Pick out every line that holds the string "ἀκτὰν" and copy it.
++++++
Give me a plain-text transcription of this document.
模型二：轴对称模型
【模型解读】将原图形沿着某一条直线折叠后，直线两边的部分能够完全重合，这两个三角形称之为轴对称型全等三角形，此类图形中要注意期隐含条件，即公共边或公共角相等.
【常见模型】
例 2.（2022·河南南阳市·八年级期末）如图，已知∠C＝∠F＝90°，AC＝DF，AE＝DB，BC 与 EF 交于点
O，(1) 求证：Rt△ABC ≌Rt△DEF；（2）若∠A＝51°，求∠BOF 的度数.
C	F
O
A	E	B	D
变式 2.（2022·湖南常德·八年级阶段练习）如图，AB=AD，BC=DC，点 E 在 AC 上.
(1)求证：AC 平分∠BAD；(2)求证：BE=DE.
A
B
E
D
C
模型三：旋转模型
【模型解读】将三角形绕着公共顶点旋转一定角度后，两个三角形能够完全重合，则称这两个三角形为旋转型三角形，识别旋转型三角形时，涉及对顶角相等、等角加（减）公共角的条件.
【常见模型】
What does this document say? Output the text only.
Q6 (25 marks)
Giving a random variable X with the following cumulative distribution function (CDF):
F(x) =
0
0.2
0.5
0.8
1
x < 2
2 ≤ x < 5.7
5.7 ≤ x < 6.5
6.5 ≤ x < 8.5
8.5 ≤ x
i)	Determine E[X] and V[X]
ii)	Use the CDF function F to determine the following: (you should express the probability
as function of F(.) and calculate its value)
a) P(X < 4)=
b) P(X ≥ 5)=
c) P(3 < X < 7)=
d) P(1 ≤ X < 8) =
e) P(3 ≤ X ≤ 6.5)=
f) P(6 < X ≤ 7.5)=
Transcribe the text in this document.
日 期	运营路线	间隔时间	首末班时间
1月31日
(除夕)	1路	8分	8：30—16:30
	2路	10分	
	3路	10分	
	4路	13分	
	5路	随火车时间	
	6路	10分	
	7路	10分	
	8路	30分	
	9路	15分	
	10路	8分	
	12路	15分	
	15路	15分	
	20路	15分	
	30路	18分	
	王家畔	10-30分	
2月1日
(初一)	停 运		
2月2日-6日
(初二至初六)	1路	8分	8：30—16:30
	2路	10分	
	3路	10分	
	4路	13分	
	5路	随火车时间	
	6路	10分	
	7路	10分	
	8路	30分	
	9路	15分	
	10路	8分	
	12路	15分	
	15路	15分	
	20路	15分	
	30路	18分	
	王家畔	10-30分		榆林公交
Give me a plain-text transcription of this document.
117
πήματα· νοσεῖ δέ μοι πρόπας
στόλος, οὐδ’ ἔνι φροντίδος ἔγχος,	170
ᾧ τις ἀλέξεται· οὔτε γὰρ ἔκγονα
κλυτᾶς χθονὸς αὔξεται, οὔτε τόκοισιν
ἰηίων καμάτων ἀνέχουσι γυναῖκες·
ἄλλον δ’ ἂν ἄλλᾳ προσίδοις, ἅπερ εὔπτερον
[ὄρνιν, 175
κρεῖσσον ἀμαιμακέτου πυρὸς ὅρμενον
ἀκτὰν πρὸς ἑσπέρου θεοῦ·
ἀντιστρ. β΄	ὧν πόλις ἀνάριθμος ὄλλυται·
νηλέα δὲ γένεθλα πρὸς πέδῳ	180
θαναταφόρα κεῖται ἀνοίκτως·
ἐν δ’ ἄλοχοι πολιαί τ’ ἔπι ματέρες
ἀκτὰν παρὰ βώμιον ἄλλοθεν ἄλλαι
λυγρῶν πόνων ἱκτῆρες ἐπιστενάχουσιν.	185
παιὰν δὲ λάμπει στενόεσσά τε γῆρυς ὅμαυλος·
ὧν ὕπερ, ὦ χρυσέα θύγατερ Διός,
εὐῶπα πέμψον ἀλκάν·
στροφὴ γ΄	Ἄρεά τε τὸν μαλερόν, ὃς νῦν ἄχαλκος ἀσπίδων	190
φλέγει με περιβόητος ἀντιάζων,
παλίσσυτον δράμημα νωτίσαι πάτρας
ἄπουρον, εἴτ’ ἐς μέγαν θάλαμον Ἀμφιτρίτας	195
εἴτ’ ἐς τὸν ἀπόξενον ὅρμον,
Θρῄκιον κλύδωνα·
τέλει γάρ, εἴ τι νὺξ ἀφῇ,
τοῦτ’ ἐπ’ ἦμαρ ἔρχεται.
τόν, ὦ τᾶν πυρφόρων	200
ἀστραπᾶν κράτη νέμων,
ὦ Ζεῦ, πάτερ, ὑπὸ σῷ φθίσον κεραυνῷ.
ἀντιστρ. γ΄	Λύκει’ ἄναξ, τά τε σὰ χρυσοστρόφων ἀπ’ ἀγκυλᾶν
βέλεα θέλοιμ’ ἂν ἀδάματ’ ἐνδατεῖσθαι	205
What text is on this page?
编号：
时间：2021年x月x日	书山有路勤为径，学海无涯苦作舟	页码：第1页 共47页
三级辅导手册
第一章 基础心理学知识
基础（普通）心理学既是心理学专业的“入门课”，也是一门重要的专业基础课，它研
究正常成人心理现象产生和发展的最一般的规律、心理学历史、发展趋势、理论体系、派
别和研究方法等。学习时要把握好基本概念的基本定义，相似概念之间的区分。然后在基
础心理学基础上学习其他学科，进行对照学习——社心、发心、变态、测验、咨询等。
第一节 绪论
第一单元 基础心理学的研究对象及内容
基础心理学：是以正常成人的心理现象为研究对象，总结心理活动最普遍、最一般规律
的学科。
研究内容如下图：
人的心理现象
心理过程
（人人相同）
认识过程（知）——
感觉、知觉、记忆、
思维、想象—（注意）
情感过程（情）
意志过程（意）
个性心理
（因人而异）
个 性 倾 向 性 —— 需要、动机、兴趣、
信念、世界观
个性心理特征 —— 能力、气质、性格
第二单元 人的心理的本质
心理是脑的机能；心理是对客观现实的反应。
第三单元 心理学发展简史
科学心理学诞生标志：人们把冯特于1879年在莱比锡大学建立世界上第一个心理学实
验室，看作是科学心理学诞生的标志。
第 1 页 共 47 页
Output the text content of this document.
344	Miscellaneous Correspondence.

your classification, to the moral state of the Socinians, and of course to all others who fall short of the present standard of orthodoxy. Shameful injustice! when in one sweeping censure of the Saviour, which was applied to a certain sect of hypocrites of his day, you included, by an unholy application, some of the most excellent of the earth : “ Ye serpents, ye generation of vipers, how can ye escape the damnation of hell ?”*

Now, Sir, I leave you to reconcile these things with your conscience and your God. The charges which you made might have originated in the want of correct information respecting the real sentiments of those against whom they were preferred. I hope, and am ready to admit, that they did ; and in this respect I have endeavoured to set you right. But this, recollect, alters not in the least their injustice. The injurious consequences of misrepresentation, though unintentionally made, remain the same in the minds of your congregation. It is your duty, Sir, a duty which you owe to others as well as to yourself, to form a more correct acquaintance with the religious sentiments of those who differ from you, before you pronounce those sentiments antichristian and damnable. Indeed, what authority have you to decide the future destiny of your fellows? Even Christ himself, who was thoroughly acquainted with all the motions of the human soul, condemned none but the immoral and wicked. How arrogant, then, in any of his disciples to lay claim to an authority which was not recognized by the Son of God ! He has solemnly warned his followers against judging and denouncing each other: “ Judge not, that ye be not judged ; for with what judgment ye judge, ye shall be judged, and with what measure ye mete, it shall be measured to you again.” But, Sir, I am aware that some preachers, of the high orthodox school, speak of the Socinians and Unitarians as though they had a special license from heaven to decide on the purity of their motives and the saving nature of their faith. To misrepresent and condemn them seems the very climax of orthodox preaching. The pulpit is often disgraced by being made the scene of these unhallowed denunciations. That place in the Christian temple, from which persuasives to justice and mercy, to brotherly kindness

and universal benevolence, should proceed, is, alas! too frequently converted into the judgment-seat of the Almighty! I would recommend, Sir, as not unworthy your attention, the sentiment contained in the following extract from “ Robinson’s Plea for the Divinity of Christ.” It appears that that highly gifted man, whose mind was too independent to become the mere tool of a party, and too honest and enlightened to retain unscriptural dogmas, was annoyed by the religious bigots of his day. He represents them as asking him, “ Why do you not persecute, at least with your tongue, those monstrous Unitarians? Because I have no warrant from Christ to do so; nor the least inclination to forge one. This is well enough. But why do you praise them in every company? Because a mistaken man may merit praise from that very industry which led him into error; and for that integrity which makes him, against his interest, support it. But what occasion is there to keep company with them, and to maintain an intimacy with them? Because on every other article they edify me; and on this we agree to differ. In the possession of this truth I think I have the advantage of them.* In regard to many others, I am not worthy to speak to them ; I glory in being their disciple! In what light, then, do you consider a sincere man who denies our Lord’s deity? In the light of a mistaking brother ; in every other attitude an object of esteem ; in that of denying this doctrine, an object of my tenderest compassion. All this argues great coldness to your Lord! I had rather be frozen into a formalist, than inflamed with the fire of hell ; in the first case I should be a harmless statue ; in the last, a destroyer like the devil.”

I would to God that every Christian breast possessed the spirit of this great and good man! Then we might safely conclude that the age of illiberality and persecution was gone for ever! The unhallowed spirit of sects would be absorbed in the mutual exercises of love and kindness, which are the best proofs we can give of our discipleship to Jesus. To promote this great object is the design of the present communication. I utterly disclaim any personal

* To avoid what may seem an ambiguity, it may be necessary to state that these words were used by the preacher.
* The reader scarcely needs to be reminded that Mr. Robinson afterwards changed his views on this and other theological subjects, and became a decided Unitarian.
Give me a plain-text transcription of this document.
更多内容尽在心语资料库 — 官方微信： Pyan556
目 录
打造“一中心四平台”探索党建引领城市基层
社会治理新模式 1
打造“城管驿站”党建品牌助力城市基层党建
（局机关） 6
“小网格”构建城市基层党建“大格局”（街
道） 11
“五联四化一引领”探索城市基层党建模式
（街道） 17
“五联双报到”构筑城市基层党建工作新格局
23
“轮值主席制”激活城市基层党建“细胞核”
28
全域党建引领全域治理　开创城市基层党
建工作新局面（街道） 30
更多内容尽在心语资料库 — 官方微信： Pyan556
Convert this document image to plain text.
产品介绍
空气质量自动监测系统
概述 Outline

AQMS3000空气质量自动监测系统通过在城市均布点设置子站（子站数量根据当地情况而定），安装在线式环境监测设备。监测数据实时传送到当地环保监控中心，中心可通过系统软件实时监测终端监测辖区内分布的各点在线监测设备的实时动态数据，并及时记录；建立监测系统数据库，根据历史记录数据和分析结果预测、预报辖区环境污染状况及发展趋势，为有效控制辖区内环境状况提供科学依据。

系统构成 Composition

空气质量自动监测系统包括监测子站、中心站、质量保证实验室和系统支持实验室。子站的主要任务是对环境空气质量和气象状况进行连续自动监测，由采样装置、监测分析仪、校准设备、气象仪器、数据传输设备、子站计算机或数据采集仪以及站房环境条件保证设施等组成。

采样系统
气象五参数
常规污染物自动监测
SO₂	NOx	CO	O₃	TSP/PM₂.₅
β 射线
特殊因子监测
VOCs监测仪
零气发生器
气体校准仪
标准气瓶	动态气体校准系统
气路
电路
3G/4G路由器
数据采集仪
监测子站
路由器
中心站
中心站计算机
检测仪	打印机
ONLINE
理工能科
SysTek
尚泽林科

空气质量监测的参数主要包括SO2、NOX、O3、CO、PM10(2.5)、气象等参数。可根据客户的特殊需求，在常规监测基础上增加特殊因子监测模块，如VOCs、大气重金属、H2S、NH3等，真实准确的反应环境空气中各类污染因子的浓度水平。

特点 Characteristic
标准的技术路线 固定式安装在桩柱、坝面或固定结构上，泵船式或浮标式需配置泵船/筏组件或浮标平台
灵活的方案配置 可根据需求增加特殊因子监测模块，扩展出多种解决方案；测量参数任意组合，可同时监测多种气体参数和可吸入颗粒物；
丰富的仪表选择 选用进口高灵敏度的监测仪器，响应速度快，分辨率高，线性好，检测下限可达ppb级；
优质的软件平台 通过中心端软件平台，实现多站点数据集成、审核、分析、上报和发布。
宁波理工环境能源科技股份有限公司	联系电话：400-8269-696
++++++
[Answer in full]:
ἀκτὰν πρὸς ἑσπέρου θεοῦ·
ἀκτὰν παρὰ βώμιον ἄλλοθεν ἄλλαι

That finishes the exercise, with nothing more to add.